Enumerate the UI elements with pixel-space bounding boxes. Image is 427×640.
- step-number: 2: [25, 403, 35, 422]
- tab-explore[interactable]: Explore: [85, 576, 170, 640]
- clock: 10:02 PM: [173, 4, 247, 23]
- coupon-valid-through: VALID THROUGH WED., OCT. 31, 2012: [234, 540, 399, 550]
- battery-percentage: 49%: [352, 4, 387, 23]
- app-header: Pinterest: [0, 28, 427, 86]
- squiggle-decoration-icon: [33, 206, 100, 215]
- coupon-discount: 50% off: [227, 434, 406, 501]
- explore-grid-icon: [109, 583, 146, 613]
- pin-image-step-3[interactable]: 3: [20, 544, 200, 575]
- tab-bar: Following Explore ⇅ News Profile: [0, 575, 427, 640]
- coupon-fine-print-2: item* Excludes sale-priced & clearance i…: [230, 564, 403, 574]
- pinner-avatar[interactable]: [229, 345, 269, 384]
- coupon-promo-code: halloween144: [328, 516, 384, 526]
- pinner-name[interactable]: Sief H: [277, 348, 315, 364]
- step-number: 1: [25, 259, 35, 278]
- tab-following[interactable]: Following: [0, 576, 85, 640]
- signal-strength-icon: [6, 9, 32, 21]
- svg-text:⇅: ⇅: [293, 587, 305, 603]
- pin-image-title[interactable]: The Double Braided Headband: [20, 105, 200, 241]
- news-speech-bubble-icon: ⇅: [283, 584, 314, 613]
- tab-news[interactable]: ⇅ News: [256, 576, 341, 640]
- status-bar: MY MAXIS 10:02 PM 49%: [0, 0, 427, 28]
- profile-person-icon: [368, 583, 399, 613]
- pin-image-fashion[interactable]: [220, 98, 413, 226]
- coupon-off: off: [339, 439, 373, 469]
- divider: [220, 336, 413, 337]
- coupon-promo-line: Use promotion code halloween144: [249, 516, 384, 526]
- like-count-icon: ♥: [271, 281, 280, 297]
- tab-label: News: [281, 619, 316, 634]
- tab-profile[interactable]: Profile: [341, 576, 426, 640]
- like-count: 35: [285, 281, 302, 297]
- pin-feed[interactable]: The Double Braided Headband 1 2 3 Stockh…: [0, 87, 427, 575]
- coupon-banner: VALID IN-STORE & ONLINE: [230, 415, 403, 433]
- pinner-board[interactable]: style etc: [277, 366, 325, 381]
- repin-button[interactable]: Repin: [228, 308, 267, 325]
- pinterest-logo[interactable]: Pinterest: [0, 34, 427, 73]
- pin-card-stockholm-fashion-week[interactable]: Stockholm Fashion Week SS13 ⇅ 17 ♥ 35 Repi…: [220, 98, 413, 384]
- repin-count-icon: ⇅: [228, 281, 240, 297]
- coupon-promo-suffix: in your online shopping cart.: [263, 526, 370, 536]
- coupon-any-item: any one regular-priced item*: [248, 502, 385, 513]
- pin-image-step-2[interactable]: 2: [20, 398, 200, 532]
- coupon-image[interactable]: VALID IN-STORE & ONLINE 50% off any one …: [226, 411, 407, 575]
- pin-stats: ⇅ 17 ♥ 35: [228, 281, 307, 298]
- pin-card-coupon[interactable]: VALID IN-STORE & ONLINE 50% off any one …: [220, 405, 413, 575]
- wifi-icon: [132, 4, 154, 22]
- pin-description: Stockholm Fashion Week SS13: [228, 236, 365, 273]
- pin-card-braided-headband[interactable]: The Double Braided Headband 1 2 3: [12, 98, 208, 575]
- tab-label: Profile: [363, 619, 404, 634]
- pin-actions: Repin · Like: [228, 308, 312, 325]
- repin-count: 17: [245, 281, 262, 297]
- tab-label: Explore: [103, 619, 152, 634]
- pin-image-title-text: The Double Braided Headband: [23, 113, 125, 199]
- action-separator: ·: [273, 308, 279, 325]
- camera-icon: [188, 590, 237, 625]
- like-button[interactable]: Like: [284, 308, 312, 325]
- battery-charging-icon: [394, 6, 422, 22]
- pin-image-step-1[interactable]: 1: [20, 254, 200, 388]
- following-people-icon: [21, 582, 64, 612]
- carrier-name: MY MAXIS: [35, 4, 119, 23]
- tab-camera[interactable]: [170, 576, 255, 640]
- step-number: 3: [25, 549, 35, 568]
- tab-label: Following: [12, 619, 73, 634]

* * *

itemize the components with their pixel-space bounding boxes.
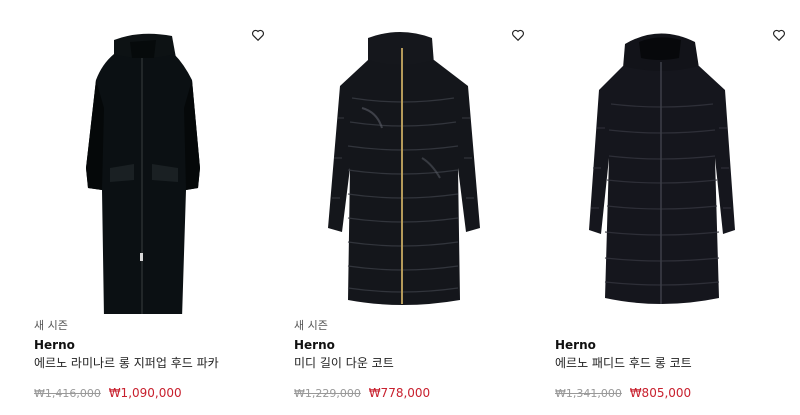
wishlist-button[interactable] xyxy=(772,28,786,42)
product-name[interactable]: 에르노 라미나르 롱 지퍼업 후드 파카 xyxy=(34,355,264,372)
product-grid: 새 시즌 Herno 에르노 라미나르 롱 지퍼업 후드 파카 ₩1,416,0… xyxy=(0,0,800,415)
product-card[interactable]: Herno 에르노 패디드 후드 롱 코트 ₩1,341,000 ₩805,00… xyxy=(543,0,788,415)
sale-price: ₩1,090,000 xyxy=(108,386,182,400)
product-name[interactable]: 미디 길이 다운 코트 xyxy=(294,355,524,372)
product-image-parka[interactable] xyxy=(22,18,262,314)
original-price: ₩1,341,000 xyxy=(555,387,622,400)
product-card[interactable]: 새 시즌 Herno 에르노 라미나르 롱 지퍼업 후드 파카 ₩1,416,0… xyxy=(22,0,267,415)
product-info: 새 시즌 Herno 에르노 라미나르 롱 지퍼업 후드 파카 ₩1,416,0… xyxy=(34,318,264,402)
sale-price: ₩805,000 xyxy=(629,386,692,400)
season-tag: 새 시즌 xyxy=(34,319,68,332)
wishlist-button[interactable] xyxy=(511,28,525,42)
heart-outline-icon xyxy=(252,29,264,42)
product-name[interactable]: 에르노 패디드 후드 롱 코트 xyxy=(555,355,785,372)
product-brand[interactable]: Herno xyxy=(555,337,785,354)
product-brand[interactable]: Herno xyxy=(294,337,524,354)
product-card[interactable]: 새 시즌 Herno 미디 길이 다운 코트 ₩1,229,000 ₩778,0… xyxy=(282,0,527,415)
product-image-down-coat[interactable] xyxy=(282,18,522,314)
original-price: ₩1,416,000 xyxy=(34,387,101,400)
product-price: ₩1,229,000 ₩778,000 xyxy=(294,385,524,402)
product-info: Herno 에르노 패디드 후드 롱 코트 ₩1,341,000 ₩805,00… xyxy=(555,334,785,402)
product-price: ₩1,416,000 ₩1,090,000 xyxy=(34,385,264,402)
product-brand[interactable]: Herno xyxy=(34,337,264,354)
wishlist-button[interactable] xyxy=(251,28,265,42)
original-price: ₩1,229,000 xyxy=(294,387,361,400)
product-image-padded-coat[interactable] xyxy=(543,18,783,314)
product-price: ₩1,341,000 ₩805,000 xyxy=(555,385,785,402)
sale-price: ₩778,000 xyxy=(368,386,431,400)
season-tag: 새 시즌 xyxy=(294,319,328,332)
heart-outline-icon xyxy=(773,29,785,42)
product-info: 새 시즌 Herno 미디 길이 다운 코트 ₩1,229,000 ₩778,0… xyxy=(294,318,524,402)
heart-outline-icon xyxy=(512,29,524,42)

▶ _TASK DIRECTIONS_
Copy the rows above word for word, starting at the row containing "Enumerate the UI" and ending at the row containing "- tab-following[interactable]: Following: [0, 576, 85, 640]", both included.

▶ _EXERCISE RESULT_
Enumerate the UI elements with pixel-space bounding boxes. Image is 427×640.
- step-number: 2: [25, 403, 35, 422]
- tab-explore[interactable]: Explore: [85, 576, 170, 640]
- clock: 10:02 PM: [173, 4, 247, 23]
- coupon-valid-through: VALID THROUGH WED., OCT. 31, 2012: [234, 540, 399, 550]
- battery-percentage: 49%: [352, 4, 387, 23]
- app-header: Pinterest: [0, 28, 427, 86]
- squiggle-decoration-icon: [33, 206, 100, 215]
- coupon-discount: 50% off: [227, 434, 406, 501]
- explore-grid-icon: [109, 583, 146, 613]
- pin-image-step-3[interactable]: 3: [20, 544, 200, 575]
- tab-bar: Following Explore ⇅ News Profile: [0, 575, 427, 640]
- coupon-fine-print-2: item* Excludes sale-priced & clearance i…: [230, 564, 403, 574]
- pinner-avatar[interactable]: [229, 345, 269, 384]
- coupon-promo-code: halloween144: [328, 516, 384, 526]
- pinner-name[interactable]: Sief H: [277, 348, 315, 364]
- step-number: 1: [25, 259, 35, 278]
- tab-following[interactable]: Following: [0, 576, 85, 640]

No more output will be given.